Jewish Media Now
In the last issue of New York Review of Books Russell Baker writes about the “blight [that] has finished off several highly respectable papers, left many others palsied and witless, and reduced print journalism, once a vital element of American popular culture, to the verge of ruin.” The same problems afflict Jewish newspapers too.
Why did it happen? The short answer is the Internet, but as Baker points out, “the industry-wide failure of entrepreneurial daring and imagination is too rarely mentioned, but such complacency was extensive in newspaper board rooms and probably contributed generously to the ruin.”
Among Jewish media outlets there have recently been encouraging signs of entrepreneurial imagination, sometimes with promising results. Over the past couple of years the Los Angeles Jewish Journal has added video features and a lot of blogs to its website (disclosure: I write one of them). As a result it has become the most-visited Jewish website outside Israel with over 400,000 unique visitors each month. It has also announced a new business plan that includes a new source of revenue: a membership/subscription that offers benefits beyond the paper, which is distributed free.
At the same time, the New York Jewish Week has quietly launched a premium membership option online. Meanwhile the Forward has made a front-page announcement that “alongside such respected journalistic entities as NPR and ProPublica” it is becoming a membership organization, and is kicking off its fund-raising with a reception in November and a gala event in March.
Using membership the basis of their relationships with subscribers has been a durable success with periodicals. National Geographic was one of the earliest; the magazine is technically a benefit of membership in its parent organization, the National Geographic Society. In order to receive Opera News you have to join the Metropolitan Opera Guild. Now a few Jewish newspapers are beginning to recognize that they too are more like public-service organizations than for-profit companies, and their relationships with their readers are the key to their future.
These are still the exceptions, however. Most Jewish newspapers, when asked how they are adapting to the pressures of today’s media environment, talk about their print editions and content strategies rather than about building relationships with their target audiences. One current idea is to pool resources on seasonal supplements – special sections for the High Holidays, Passover, weddings, bar and bat mitzvahs, education, and so forth. Another is to distribute free copies of the newspaper in targeted ZIP codes to attract more long-term readers. These are time-honored strategies, but for a business model that is nearing the end of its lifespan.

* **What is needed**: Please go on with the piece on Jewish newspapers and media above, picking up after its final sentence.

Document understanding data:

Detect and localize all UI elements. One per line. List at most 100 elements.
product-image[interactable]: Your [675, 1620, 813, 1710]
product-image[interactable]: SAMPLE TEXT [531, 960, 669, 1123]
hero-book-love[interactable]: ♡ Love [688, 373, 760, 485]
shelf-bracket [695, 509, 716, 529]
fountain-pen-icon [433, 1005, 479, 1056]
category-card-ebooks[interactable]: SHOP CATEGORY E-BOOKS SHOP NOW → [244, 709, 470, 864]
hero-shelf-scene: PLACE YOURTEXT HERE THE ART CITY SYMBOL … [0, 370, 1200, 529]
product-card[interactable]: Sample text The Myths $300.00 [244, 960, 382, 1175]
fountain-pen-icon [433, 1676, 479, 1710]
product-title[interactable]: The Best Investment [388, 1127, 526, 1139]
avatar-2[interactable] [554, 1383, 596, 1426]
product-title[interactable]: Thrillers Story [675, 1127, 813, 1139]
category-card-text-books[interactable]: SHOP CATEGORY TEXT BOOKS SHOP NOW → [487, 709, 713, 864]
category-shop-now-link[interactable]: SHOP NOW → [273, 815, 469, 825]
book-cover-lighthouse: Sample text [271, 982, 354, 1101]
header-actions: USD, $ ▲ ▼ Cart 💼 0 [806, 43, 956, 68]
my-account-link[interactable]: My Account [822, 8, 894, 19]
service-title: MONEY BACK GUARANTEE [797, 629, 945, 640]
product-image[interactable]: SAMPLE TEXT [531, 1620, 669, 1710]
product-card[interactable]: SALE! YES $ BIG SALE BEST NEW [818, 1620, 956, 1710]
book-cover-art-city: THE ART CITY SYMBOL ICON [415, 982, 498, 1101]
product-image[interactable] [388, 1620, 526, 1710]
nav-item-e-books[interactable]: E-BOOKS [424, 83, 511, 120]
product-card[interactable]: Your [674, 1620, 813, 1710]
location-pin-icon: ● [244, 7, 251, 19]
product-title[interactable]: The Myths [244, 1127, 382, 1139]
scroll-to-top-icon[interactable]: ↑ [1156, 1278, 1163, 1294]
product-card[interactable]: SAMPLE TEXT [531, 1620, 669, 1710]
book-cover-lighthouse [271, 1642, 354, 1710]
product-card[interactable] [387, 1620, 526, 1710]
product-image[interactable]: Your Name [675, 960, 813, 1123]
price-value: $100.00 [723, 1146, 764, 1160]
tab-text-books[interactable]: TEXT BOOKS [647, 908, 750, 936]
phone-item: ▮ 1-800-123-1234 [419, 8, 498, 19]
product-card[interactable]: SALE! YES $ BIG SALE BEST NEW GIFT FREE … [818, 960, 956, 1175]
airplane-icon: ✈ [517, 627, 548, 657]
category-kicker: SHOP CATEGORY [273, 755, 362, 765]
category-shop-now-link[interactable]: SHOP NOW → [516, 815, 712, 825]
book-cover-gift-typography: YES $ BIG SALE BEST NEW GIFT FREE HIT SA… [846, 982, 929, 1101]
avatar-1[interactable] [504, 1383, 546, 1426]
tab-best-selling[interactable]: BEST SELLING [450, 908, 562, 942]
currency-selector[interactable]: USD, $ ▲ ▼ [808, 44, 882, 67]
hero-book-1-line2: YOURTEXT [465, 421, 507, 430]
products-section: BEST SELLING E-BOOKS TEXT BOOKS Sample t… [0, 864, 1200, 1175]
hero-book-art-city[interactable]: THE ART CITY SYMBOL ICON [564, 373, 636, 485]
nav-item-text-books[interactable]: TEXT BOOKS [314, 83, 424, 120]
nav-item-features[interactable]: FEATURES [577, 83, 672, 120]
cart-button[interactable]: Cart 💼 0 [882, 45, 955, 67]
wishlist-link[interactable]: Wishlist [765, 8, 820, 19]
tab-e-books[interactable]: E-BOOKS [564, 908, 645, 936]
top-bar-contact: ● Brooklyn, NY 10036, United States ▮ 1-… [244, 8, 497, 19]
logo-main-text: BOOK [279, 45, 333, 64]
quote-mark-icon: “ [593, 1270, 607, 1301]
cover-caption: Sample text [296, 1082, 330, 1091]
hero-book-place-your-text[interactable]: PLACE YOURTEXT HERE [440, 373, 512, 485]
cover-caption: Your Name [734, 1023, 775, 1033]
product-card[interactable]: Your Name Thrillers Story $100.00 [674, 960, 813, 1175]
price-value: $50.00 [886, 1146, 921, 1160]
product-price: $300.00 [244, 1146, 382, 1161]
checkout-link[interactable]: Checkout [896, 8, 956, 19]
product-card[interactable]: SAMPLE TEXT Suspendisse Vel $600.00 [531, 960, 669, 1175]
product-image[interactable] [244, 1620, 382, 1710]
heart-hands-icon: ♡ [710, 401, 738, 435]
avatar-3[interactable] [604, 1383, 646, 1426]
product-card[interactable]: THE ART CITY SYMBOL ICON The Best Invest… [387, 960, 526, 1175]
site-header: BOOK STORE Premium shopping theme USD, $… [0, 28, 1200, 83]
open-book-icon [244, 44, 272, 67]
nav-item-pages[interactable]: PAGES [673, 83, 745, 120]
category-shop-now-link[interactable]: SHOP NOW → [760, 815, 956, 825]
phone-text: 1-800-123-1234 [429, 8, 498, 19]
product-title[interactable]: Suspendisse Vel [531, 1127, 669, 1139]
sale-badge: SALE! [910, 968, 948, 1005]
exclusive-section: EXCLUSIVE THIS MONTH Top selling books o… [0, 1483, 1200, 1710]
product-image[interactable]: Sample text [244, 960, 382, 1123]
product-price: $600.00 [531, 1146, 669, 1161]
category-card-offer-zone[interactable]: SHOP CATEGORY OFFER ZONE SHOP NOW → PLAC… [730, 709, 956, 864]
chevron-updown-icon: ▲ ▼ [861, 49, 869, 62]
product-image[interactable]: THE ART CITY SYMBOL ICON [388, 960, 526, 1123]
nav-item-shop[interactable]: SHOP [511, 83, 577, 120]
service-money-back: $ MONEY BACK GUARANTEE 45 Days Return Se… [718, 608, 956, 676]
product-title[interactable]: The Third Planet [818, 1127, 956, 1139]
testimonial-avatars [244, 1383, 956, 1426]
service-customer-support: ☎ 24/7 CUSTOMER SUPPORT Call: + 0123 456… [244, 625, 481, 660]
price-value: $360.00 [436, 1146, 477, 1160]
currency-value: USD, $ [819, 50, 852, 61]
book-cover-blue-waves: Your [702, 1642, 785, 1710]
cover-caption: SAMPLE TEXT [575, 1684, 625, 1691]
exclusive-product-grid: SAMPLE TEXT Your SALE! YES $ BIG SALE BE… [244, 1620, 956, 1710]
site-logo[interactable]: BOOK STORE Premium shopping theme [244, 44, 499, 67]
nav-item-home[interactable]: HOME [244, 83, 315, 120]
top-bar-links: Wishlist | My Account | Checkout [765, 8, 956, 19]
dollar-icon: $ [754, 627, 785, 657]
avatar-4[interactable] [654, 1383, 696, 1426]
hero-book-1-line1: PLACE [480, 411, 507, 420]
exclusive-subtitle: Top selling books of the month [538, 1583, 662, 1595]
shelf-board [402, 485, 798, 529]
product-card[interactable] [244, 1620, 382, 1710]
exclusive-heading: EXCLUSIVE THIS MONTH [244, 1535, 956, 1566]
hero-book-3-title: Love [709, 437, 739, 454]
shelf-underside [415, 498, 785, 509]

* **Answer space**:
Many newspapers are also relatively unsophisticated in their use of the Internet. Often their websites have little content apart from what they print; many are updated only infrequently. A surprising number of their executives are confused about the difference between a platform and a website: they reject proposals for a common platform (i.e., shared infrastructure) because they think it involves merging into a shared web address. They see their operating environment through lenses that no longer bring the picture into clear focus.
This is understandable. Budgets are so tight at most Jewish newspapers these days that their management has little time for long-range planning. It wasn’t always this way – as recently as 15 years ago many Jewish weeklies were profitable and publishers could think about the big picture. For all but a few, however, that time is now past as they are expected to put out the same product with less staff and less money.
Meanwhile, temporizing measures will have little effect other than to distract management from the larger issues. From a business perspective, most papers are in a downward spiral that only a miracle could reverse. This is not because there is less demand or need for the service they perform, but because of changes beyond their control in their operating environment. Few of them outside New York and Los Angeles are equipped to sustain their current business model for many more years.
It is not too soon to think about what will replace them and the services they provide. The answers will depend on the future role of media in the American Jewish community, the economics of the media business, and the evolution of journalism. Those questions will be the subject of the second installment in this series.
Bob Goldfarb, a Harvard MBA with decades of experience as a media executive and consultant, is the president of the Center for Jewish Culture and Creativity. He lives in Jerusalem.